Exercise description ->
Find the lines holding the string "spread" in the data, then copy all of them.

Supplied records ->
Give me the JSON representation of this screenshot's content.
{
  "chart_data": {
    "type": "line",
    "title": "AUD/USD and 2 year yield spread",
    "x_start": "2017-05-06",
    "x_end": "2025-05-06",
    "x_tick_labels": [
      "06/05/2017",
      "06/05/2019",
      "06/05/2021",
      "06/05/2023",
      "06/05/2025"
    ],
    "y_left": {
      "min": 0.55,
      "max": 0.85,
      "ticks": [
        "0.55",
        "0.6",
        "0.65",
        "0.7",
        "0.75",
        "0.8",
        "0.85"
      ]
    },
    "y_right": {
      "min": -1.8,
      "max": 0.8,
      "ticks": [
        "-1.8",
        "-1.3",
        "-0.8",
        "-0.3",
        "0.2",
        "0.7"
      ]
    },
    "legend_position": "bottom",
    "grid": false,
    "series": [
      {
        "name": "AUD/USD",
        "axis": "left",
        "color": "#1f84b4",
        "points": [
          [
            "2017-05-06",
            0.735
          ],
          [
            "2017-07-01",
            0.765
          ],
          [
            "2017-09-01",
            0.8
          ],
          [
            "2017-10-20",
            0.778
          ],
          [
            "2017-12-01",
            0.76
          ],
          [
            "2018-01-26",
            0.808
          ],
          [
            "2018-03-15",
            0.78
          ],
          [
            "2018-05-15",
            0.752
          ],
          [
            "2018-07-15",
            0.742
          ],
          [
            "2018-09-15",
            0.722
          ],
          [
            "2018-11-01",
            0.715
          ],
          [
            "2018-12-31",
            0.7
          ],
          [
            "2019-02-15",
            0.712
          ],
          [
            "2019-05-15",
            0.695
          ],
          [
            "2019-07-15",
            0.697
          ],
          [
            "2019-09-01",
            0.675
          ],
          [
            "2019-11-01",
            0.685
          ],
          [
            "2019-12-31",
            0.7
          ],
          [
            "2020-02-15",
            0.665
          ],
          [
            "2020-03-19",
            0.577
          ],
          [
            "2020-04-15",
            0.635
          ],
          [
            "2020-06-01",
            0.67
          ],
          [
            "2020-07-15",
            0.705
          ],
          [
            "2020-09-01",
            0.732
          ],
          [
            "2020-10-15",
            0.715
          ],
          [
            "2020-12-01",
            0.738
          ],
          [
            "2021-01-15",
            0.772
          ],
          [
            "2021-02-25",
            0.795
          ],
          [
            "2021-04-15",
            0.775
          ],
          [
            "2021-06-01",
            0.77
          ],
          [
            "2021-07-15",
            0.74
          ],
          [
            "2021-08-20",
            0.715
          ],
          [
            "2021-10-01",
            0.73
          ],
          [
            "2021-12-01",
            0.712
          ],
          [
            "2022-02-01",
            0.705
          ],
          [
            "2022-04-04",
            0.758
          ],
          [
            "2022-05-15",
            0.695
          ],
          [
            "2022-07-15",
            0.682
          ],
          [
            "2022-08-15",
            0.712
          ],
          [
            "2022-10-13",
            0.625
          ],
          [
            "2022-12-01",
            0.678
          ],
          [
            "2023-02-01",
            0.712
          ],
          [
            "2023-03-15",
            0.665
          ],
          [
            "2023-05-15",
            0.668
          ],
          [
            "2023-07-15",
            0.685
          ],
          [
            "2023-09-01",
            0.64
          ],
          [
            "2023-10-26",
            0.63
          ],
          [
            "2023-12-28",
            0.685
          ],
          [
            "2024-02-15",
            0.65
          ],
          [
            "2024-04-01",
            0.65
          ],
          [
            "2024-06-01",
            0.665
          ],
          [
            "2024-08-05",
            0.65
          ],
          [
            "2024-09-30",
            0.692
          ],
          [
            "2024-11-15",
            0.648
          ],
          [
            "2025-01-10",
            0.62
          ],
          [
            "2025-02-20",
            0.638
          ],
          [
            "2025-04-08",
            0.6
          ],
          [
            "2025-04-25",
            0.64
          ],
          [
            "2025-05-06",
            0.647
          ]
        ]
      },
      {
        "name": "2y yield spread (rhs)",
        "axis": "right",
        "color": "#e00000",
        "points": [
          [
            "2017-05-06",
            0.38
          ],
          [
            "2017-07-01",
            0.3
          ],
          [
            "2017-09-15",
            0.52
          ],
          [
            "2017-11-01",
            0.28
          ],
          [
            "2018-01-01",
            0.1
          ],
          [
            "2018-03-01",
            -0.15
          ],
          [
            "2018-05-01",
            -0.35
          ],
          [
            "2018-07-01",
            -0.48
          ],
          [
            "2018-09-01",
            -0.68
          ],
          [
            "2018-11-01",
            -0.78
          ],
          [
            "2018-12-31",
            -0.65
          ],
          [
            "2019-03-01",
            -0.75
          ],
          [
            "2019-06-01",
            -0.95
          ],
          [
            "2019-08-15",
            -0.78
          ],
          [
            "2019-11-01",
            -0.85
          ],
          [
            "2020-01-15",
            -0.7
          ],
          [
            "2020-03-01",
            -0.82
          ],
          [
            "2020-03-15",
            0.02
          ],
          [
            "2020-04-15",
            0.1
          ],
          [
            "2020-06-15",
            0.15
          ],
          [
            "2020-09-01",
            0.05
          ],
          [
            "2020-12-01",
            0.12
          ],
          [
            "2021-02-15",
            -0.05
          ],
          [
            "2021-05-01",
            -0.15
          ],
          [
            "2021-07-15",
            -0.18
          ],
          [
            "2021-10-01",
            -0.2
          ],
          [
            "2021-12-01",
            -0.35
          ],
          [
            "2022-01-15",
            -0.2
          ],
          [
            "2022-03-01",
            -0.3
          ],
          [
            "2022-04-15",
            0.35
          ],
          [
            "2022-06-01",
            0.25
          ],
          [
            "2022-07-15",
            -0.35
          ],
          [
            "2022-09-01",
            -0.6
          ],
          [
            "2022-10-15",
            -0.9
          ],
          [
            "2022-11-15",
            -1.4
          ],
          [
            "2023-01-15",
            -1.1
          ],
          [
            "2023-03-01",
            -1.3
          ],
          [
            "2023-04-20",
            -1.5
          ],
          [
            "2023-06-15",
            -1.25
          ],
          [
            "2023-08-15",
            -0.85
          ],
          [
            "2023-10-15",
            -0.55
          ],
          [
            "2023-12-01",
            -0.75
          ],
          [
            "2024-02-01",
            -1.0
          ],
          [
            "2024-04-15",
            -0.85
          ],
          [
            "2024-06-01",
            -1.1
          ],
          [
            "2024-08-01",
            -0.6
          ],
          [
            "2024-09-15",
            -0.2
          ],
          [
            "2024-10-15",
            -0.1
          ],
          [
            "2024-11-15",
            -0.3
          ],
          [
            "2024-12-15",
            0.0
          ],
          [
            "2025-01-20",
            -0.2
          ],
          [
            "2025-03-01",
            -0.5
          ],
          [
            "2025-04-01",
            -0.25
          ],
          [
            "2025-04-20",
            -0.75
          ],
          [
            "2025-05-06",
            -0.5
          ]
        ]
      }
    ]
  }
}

Result for this exercise ->
    "title": "AUD/USD and 2 year yield spread",
        "name": "2y yield spread (rhs)",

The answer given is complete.